## start The data

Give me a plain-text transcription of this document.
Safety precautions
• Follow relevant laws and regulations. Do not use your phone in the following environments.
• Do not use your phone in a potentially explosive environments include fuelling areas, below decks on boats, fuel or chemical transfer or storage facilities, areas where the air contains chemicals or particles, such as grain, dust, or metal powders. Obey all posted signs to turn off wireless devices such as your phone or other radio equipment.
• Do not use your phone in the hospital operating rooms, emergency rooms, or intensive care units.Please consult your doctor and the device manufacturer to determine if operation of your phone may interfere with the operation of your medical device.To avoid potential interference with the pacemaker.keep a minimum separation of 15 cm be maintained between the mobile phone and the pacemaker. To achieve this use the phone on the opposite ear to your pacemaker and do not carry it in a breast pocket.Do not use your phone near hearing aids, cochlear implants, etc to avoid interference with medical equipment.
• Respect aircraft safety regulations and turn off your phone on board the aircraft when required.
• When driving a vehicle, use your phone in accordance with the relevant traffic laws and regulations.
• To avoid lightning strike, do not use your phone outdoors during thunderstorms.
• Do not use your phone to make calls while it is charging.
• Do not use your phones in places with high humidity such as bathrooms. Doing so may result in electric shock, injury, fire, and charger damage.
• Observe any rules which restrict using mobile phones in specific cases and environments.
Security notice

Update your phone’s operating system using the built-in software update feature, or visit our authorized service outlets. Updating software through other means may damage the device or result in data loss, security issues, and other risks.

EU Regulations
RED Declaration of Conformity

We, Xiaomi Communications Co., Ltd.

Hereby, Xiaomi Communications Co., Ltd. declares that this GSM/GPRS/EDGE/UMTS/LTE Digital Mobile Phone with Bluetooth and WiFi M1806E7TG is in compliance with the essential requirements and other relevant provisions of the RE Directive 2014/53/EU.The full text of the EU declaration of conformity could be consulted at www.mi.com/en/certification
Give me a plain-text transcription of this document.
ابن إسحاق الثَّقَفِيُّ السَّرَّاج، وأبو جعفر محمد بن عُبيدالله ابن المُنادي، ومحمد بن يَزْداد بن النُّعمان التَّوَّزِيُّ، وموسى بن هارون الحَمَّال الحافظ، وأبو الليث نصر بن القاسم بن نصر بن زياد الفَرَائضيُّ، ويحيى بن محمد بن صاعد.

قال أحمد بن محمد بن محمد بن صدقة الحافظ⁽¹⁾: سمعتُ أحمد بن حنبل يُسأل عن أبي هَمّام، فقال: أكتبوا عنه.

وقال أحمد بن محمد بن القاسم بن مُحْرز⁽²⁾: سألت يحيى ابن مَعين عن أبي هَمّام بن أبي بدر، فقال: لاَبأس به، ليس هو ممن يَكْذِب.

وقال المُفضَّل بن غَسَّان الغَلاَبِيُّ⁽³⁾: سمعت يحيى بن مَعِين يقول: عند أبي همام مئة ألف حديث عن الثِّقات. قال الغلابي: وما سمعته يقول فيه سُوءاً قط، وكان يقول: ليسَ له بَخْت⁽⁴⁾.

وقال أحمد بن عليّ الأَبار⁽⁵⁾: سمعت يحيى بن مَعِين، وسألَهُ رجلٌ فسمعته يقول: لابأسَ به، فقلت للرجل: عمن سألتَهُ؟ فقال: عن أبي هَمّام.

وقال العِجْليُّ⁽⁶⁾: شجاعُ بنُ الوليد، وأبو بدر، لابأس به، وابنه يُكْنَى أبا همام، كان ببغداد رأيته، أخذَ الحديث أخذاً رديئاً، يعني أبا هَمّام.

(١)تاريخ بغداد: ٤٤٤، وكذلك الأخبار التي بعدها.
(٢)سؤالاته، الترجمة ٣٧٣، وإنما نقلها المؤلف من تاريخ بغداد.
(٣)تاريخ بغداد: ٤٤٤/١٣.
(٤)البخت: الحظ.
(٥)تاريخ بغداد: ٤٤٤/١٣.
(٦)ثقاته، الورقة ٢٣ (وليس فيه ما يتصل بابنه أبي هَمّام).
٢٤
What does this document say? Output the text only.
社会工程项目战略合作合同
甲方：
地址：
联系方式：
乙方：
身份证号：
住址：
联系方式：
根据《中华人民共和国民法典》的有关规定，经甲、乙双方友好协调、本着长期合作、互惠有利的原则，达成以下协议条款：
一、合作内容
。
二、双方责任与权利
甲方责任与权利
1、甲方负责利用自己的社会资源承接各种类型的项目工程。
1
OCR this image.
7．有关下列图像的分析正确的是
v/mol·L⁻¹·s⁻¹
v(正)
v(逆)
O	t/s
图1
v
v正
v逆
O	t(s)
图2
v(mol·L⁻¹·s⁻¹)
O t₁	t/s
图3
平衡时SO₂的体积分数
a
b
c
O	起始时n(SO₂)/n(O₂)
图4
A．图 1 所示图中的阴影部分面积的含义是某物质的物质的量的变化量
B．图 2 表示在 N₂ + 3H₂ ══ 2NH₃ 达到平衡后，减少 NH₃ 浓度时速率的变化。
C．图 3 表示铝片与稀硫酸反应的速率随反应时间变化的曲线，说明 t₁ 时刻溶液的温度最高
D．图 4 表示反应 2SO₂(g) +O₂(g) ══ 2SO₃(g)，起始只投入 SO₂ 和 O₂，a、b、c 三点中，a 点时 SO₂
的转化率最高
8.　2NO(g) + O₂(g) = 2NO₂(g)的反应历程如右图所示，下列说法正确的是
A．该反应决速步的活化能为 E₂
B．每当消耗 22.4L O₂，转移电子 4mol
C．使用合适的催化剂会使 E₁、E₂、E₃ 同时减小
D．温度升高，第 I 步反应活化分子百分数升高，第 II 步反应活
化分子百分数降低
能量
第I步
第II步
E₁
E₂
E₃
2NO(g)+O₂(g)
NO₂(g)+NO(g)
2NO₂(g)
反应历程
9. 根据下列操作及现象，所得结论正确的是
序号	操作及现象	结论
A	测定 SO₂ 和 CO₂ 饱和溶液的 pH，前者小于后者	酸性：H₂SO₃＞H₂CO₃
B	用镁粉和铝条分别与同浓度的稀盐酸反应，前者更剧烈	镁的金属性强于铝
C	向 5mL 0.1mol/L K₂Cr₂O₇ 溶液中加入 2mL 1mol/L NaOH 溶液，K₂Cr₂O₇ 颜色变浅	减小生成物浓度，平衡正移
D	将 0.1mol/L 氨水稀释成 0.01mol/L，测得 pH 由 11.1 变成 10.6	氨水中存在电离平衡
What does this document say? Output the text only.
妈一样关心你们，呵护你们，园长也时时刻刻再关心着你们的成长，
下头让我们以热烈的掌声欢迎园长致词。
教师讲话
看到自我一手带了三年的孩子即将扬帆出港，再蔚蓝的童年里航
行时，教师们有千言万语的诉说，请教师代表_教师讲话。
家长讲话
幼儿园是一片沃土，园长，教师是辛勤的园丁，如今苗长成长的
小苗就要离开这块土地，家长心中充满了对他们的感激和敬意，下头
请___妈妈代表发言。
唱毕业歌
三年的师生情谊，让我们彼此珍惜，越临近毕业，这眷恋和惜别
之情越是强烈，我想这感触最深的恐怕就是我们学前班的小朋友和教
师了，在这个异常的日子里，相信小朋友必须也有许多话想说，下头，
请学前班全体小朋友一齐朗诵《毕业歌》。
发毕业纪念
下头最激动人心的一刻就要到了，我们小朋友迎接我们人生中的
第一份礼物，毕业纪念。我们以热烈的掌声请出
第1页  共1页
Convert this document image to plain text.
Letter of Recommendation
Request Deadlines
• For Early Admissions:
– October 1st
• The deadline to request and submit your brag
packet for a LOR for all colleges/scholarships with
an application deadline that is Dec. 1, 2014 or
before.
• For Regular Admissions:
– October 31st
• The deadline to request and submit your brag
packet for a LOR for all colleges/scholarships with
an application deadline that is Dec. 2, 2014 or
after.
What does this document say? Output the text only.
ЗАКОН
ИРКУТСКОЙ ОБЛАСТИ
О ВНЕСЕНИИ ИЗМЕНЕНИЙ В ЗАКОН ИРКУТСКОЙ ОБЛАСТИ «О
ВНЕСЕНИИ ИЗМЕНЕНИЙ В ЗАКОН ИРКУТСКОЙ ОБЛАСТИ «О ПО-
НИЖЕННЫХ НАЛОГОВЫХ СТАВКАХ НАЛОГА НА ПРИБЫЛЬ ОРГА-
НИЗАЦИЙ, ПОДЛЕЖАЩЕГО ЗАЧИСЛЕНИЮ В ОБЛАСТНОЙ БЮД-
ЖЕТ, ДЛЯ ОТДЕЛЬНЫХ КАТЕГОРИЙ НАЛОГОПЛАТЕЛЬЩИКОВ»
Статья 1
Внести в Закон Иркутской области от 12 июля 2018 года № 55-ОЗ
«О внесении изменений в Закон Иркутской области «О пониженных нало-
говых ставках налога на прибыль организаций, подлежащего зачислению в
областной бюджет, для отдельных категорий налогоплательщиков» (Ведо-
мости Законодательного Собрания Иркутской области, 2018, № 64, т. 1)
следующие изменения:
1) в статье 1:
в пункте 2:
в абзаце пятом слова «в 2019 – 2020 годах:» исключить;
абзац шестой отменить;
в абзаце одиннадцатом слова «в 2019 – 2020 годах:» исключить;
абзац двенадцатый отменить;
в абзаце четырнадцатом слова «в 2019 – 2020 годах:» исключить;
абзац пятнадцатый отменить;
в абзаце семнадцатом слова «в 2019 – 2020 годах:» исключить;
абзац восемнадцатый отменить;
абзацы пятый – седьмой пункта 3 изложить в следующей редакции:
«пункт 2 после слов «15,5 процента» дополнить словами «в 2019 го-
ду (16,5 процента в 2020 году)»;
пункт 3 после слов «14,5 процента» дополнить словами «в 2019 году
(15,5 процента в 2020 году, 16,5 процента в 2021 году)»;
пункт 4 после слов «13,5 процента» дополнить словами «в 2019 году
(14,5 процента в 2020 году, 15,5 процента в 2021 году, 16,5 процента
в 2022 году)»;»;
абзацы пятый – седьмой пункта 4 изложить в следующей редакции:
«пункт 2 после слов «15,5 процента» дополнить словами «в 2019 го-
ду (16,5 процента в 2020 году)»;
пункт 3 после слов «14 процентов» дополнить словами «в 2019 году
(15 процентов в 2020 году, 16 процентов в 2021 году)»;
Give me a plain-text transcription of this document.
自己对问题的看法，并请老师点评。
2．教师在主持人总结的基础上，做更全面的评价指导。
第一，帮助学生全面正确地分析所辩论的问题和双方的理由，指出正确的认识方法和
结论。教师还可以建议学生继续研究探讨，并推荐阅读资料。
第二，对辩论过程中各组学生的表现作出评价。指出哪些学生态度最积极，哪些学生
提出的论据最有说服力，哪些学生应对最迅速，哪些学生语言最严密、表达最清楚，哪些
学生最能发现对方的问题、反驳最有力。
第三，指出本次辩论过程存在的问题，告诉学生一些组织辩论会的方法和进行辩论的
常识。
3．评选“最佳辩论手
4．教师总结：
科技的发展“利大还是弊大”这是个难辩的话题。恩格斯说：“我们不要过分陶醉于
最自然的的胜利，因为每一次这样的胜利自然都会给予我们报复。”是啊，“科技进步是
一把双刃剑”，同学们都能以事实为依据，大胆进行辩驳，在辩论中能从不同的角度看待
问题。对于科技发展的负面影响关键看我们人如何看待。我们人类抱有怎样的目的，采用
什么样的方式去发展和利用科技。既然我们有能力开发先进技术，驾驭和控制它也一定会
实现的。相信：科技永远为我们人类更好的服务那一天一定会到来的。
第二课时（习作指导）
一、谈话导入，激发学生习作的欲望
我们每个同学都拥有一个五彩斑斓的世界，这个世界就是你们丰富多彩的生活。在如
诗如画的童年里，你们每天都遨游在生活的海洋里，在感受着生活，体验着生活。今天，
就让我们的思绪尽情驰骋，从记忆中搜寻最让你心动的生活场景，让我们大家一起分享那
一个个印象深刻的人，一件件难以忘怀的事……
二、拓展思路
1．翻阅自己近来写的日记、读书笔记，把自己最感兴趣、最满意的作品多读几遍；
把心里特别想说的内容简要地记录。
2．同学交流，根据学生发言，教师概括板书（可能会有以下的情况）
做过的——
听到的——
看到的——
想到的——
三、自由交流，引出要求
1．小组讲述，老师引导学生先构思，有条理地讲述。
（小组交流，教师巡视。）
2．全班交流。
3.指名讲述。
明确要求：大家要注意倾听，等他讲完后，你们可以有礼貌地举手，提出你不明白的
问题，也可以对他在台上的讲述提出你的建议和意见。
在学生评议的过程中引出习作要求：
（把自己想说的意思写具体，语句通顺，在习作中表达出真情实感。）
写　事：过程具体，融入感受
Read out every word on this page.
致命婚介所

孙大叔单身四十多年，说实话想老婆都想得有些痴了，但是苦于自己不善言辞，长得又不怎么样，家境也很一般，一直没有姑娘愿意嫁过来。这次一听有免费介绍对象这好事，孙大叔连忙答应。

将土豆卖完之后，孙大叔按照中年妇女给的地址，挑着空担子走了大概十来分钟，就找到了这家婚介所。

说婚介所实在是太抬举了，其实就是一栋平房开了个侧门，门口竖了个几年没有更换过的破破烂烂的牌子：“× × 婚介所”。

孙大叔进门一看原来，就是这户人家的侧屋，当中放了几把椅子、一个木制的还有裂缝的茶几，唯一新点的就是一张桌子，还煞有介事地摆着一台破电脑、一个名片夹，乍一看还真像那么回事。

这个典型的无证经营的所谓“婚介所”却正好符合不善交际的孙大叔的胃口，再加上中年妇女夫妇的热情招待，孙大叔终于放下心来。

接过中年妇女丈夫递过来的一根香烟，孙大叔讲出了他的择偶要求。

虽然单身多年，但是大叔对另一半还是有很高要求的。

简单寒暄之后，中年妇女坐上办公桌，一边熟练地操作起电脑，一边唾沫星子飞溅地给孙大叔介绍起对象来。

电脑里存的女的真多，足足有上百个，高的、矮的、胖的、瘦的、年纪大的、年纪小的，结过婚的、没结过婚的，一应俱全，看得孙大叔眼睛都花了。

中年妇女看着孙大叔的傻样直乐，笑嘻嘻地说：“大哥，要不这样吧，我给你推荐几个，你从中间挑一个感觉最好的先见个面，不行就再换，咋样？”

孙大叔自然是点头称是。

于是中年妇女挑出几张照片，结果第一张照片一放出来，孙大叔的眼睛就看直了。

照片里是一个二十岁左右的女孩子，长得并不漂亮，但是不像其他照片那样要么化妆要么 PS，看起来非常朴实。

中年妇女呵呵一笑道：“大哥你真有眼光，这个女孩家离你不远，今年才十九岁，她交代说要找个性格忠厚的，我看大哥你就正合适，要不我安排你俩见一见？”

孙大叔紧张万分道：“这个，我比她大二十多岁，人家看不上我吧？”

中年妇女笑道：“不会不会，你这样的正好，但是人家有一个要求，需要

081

## end The data

Written problem =
Scan the listing above. Collect all lines with the word "редакции".

Output for this task =
абзацы пятый – седьмой пункта 3 изложить в следующей редакции:
абзацы пятый – седьмой пункта 4 изложить в следующей редакции:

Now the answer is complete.